::: Material for the task
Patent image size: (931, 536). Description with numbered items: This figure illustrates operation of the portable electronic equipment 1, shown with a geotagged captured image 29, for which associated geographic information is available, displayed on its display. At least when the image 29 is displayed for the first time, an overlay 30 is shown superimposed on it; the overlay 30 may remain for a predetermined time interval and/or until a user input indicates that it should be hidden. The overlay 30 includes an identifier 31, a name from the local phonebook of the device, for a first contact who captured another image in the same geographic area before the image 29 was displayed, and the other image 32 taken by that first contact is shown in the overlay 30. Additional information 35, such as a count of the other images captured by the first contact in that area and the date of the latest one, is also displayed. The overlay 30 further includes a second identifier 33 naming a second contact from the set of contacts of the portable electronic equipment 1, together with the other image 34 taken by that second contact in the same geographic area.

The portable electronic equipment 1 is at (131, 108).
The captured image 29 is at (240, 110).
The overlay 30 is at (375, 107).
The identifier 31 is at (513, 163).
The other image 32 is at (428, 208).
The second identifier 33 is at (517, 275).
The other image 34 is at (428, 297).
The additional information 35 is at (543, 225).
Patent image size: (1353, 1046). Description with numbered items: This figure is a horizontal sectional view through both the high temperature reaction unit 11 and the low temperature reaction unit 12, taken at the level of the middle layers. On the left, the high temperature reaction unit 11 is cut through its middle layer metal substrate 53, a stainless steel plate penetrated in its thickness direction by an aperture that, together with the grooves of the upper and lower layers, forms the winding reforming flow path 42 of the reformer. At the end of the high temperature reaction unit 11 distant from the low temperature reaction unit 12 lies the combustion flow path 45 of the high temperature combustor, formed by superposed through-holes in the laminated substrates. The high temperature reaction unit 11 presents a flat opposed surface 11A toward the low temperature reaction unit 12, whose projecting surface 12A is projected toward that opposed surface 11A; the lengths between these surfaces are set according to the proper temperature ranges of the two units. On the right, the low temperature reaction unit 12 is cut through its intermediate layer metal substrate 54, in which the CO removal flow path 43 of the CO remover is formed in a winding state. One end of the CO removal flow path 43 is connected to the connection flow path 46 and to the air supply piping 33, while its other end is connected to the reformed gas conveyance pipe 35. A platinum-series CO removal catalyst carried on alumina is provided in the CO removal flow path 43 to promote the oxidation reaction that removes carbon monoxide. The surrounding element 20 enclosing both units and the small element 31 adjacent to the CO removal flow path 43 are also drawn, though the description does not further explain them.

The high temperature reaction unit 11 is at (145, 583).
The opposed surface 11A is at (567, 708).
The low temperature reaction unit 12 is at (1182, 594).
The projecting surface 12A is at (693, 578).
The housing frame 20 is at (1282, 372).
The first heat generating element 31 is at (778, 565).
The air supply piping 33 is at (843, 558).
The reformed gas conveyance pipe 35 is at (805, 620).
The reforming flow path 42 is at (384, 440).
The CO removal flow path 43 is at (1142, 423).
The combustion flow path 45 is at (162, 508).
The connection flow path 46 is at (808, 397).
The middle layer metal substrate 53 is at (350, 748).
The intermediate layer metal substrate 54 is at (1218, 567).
::::::
## What is expected:
Quote every line in the listing above word for word.

## Result:
Patent image size: (931, 536). Description with numbered items: This figure illustrates operation of the portable electronic equipment 1, shown with a geotagged captured image 29, for which associated geographic information is available, displayed on its display. At least when the image 29 is displayed for the first time, an overlay 30 is shown superimposed on it; the overlay 30 may remain for a predetermined time interval and/or until a user input indicates that it should be hidden. The overlay 30 includes an identifier 31, a name from the local phonebook of the device, for a first contact who captured another image in the same geographic area before the image 29 was displayed, and the other image 32 taken by that first contact is shown in the overlay 30. Additional information 35, such as a count of the other images captured by the first contact in that area and the date of the latest one, is also displayed. The overlay 30 further includes a second identifier 33 naming a second contact from the set of contacts of the portable electronic equipment 1, together with the other image 34 taken by that second contact in the same geographic area.

The portable electronic equipment 1 is at (131, 108).
The captured image 29 is at (240, 110).
The overlay 30 is at (375, 107).
The identifier 31 is at (513, 163).
The other image 32 is at (428, 208).
The second identifier 33 is at (517, 275).
The other image 34 is at (428, 297).
The additional information 35 is at (543, 225).
Patent image size: (1353, 1046). Description with numbered items: This figure is a horizontal sectional view through both the high temperature reaction unit 11 and the low temperature reaction unit 12, taken at the level of the middle layers. On the left, the high temperature reaction unit 11 is cut through its middle layer metal substrate 53, a stainless steel plate penetrated in its thickness direction by an aperture that, together with the grooves of the upper and lower layers, forms the winding reforming flow path 42 of the reformer. At the end of the high temperature reaction unit 11 distant from the low temperature reaction unit 12 lies the combustion flow path 45 of the high temperature combustor, formed by superposed through-holes in the laminated substrates. The high temperature reaction unit 11 presents a flat opposed surface 11A toward the low temperature reaction unit 12, whose projecting surface 12A is projected toward that opposed surface 11A; the lengths between these surfaces are set according to the proper temperature ranges of the two units. On the right, the low temperature reaction unit 12 is cut through its intermediate layer metal substrate 54, in which the CO removal flow path 43 of the CO remover is formed in a winding state. One end of the CO removal flow path 43 is connected to the connection flow path 46 and to the air supply piping 33, while its other end is connected to the reformed gas conveyance pipe 35. A platinum-series CO removal catalyst carried on alumina is provided in the CO removal flow path 43 to promote the oxidation reaction that removes carbon monoxide. The surrounding element 20 enclosing both units and the small element 31 adjacent to the CO removal flow path 43 are also drawn, though the description does not further explain them.

The high temperature reaction unit 11 is at (145, 583).
The opposed surface 11A is at (567, 708).
The low temperature reaction unit 12 is at (1182, 594).
The projecting surface 12A is at (693, 578).
The housing frame 20 is at (1282, 372).
The first heat generating element 31 is at (778, 565).
The air supply piping 33 is at (843, 558).
The reformed gas conveyance pipe 35 is at (805, 620).
The reforming flow path 42 is at (384, 440).
The CO removal flow path 43 is at (1142, 423).
The combustion flow path 45 is at (162, 508).
The connection flow path 46 is at (808, 397).
The middle layer metal substrate 53 is at (350, 748).
The intermediate layer metal substrate 54 is at (1218, 567).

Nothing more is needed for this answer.